GIVEN INSTRUCTION: Return the full listing exactly as it is written.

SUPPLIED INFORMATION:
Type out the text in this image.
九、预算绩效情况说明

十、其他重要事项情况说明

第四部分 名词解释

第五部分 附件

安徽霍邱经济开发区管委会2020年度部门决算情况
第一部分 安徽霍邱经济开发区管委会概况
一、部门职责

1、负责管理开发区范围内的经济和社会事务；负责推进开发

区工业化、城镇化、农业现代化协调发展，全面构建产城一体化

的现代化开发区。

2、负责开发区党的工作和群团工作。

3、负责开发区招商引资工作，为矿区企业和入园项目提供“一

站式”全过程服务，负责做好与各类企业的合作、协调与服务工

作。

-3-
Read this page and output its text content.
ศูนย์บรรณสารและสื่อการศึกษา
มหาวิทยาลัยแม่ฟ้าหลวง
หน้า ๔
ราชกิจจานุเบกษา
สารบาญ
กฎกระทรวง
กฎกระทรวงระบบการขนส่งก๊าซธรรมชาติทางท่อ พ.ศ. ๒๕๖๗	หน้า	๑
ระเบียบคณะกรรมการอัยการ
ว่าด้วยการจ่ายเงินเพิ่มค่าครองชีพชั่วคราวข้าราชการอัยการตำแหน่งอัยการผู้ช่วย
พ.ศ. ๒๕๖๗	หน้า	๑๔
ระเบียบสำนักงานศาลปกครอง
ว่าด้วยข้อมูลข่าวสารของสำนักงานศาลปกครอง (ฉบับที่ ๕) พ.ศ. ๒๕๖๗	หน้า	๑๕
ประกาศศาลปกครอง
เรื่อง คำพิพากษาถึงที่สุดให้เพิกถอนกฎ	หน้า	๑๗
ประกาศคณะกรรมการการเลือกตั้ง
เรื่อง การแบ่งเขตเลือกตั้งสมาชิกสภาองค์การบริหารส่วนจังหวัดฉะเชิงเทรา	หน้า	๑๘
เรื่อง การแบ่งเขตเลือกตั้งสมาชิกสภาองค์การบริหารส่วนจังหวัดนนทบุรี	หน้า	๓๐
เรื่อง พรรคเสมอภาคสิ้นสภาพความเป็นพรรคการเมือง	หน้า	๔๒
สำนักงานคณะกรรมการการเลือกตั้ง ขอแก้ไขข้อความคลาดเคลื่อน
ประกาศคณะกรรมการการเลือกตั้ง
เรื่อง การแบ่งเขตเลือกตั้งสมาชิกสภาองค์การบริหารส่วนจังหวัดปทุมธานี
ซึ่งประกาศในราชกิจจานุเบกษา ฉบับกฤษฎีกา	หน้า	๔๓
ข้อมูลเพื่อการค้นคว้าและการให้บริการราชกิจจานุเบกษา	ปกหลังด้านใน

REPLY TO THE EXERCISE:
Type out the text in this image.
九、预算绩效情况说明

十、其他重要事项情况说明

第四部分 名词解释

第五部分 附件

安徽霍邱经济开发区管委会2020年度部门决算情况
第一部分 安徽霍邱经济开发区管委会概况
一、部门职责

1、负责管理开发区范围内的经济和社会事务；负责推进开发

区工业化、城镇化、农业现代化协调发展，全面构建产城一体化

的现代化开发区。

2、负责开发区党的工作和群团工作。

3、负责开发区招商引资工作，为矿区企业和入园项目提供“一

站式”全过程服务，负责做好与各类企业的合作、协调与服务工

作。

-3-
Read this page and output its text content.
ศูนย์บรรณสารและสื่อการศึกษา
มหาวิทยาลัยแม่ฟ้าหลวง
หน้า ๔
ราชกิจจานุเบกษา
สารบาญ
กฎกระทรวง
กฎกระทรวงระบบการขนส่งก๊าซธรรมชาติทางท่อ พ.ศ. ๒๕๖๗	หน้า	๑
ระเบียบคณะกรรมการอัยการ
ว่าด้วยการจ่ายเงินเพิ่มค่าครองชีพชั่วคราวข้าราชการอัยการตำแหน่งอัยการผู้ช่วย
พ.ศ. ๒๕๖๗	หน้า	๑๔
ระเบียบสำนักงานศาลปกครอง
ว่าด้วยข้อมูลข่าวสารของสำนักงานศาลปกครอง (ฉบับที่ ๕) พ.ศ. ๒๕๖๗	หน้า	๑๕
ประกาศศาลปกครอง
เรื่อง คำพิพากษาถึงที่สุดให้เพิกถอนกฎ	หน้า	๑๗
ประกาศคณะกรรมการการเลือกตั้ง
เรื่อง การแบ่งเขตเลือกตั้งสมาชิกสภาองค์การบริหารส่วนจังหวัดฉะเชิงเทรา	หน้า	๑๘
เรื่อง การแบ่งเขตเลือกตั้งสมาชิกสภาองค์การบริหารส่วนจังหวัดนนทบุรี	หน้า	๓๐
เรื่อง พรรคเสมอภาคสิ้นสภาพความเป็นพรรคการเมือง	หน้า	๔๒
สำนักงานคณะกรรมการการเลือกตั้ง ขอแก้ไขข้อความคลาดเคลื่อน
ประกาศคณะกรรมการการเลือกตั้ง
เรื่อง การแบ่งเขตเลือกตั้งสมาชิกสภาองค์การบริหารส่วนจังหวัดปทุมธานี
ซึ่งประกาศในราชกิจจานุเบกษา ฉบับกฤษฎีกา	หน้า	๔๓
ข้อมูลเพื่อการค้นคว้าและการให้บริการราชกิจจานุเบกษา	ปกหลังด้านใน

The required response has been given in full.